RECORDS
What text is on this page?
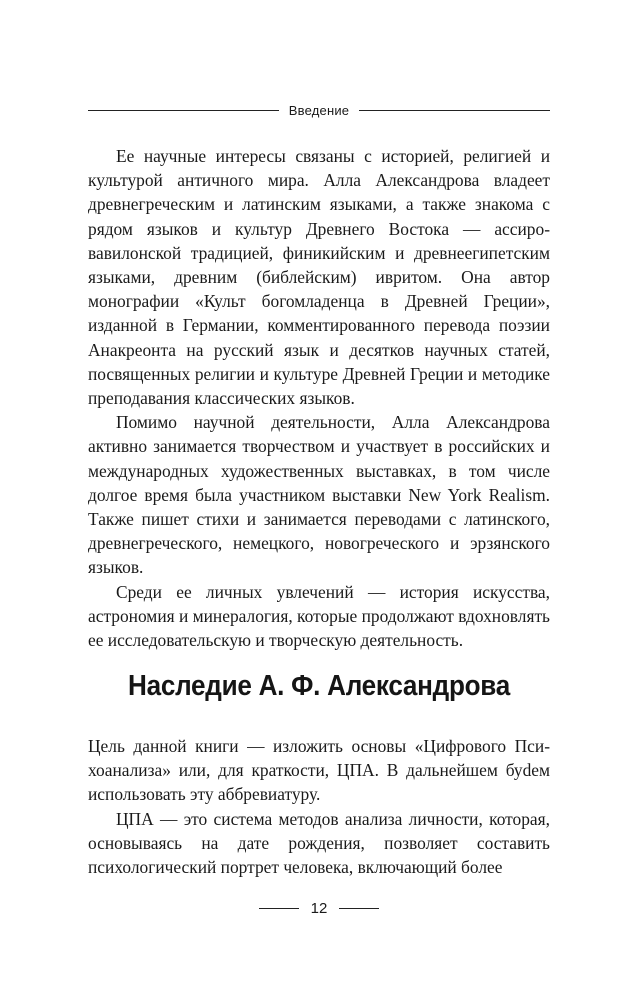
Введение

Ее научные интересы связаны с историей, религией и культурой античного мира. Алла Александрова владеет древнегреческим и латинским языками, а также знакома с рядом языков и культур Древнего Востока — ассировавилонской традицией, финикийским и древнеегипетским языками, древним (библейским) ивритом. Она автор монографии «Культ богомладенца в Древней Греции», изданной в Германии, комментированного перевода поэзии Анакреонта на русский язык и десятков научных статей, посвященных религии и культуре Древней Греции и методике преподавания классических языков.

Помимо научной деятельности, Алла Александрова активно занимается творчеством и участвует в российских и международных художественных выставках, в том числе долгое время была участником выставки New York Realism. Также пишет стихи и занимается переводами с латинского, древнегреческого, немецкого, новогреческого и эрзянского языков.

Среди ее личных увлечений — история искусства, астрономия и минералогия, которые продолжают вдохновлять ее исследовательскую и творческую деятельность.

Наследие А. Ф. Александрова

Цель данной книги — изложить основы «Цифрового Психоанализа» или, для краткости, ЦПА. В дальнейшем буdем использовать эту аббревиатуру.

ЦПА — это система методов анализа личности, которая, основываясь на дате рождения, позволяет составить психологический портрет человека, включающий более

12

SET EXERCISE
Write out the whole listing exactly, and drop the pictures.

THE SOLUTION
What text is on this page?
Введение

Ее научные интересы связаны с историей, религией и культурой античного мира. Алла Александрова владеет древнегреческим и латинским языками, а также знакома с рядом языков и культур Древнего Востока — ассировавилонской традицией, финикийским и древнеегипетским языками, древним (библейским) ивритом. Она автор монографии «Культ богомладенца в Древней Греции», изданной в Германии, комментированного перевода поэзии Анакреонта на русский язык и десятков научных статей, посвященных религии и культуре Древней Греции и методике преподавания классических языков.

Помимо научной деятельности, Алла Александрова активно занимается творчеством и участвует в российских и международных художественных выставках, в том числе долгое время была участником выставки New York Realism. Также пишет стихи и занимается переводами с латинского, древнегреческого, немецкого, новогреческого и эрзянского языков.

Среди ее личных увлечений — история искусства, астрономия и минералогия, которые продолжают вдохновлять ее исследовательскую и творческую деятельность.

Наследие А. Ф. Александрова

Цель данной книги — изложить основы «Цифрового Психоанализа» или, для краткости, ЦПА. В дальнейшем буdем использовать эту аббревиатуру.

ЦПА — это система методов анализа личности, которая, основываясь на дате рождения, позволяет составить психологический портрет человека, включающий более

12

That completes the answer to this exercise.